**EXERCISE BRIEF**:
Transcribe the material in full, exactly as written.

[START OF INPUT ROWS]

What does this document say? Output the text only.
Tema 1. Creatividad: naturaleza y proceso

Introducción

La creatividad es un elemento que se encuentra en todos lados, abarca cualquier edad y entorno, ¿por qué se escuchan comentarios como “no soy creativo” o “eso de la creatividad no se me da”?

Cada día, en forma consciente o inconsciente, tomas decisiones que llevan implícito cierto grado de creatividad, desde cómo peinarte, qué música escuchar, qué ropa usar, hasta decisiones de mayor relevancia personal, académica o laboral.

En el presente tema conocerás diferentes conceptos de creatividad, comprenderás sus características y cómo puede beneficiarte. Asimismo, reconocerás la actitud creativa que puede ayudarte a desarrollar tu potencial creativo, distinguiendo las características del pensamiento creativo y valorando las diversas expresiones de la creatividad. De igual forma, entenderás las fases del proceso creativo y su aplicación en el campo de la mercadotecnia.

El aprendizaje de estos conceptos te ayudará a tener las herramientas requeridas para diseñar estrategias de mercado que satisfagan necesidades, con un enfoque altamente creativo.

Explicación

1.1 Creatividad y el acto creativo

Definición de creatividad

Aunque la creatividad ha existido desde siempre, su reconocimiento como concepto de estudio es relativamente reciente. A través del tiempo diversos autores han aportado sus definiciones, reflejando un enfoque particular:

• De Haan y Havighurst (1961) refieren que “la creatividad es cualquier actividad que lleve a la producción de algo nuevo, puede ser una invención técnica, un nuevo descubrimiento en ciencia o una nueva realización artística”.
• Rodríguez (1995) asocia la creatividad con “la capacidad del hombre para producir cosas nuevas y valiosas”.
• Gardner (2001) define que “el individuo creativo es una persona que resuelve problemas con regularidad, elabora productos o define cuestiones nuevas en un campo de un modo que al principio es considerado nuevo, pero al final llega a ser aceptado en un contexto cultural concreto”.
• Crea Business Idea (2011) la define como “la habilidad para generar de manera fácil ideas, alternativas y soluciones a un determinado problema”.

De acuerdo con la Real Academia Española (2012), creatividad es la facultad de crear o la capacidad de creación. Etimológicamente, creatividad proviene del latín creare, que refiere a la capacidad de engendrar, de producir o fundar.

[END OF INPUT ROWS]

**THE ANSWER**:
What does this document say? Output the text only.
Tema 1. Creatividad: naturaleza y proceso

Introducción

La creatividad es un elemento que se encuentra en todos lados, abarca cualquier edad y entorno, ¿por qué se escuchan comentarios como “no soy creativo” o “eso de la creatividad no se me da”?

Cada día, en forma consciente o inconsciente, tomas decisiones que llevan implícito cierto grado de creatividad, desde cómo peinarte, qué música escuchar, qué ropa usar, hasta decisiones de mayor relevancia personal, académica o laboral.

En el presente tema conocerás diferentes conceptos de creatividad, comprenderás sus características y cómo puede beneficiarte. Asimismo, reconocerás la actitud creativa que puede ayudarte a desarrollar tu potencial creativo, distinguiendo las características del pensamiento creativo y valorando las diversas expresiones de la creatividad. De igual forma, entenderás las fases del proceso creativo y su aplicación en el campo de la mercadotecnia.

El aprendizaje de estos conceptos te ayudará a tener las herramientas requeridas para diseñar estrategias de mercado que satisfagan necesidades, con un enfoque altamente creativo.

Explicación

1.1 Creatividad y el acto creativo

Definición de creatividad

Aunque la creatividad ha existido desde siempre, su reconocimiento como concepto de estudio es relativamente reciente. A través del tiempo diversos autores han aportado sus definiciones, reflejando un enfoque particular:

• De Haan y Havighurst (1961) refieren que “la creatividad es cualquier actividad que lleve a la producción de algo nuevo, puede ser una invención técnica, un nuevo descubrimiento en ciencia o una nueva realización artística”.
• Rodríguez (1995) asocia la creatividad con “la capacidad del hombre para producir cosas nuevas y valiosas”.
• Gardner (2001) define que “el individuo creativo es una persona que resuelve problemas con regularidad, elabora productos o define cuestiones nuevas en un campo de un modo que al principio es considerado nuevo, pero al final llega a ser aceptado en un contexto cultural concreto”.
• Crea Business Idea (2011) la define como “la habilidad para generar de manera fácil ideas, alternativas y soluciones a un determinado problema”.

De acuerdo con la Real Academia Española (2012), creatividad es la facultad de crear o la capacidad de creación. Etimológicamente, creatividad proviene del latín creare, que refiere a la capacidad de engendrar, de producir o fundar.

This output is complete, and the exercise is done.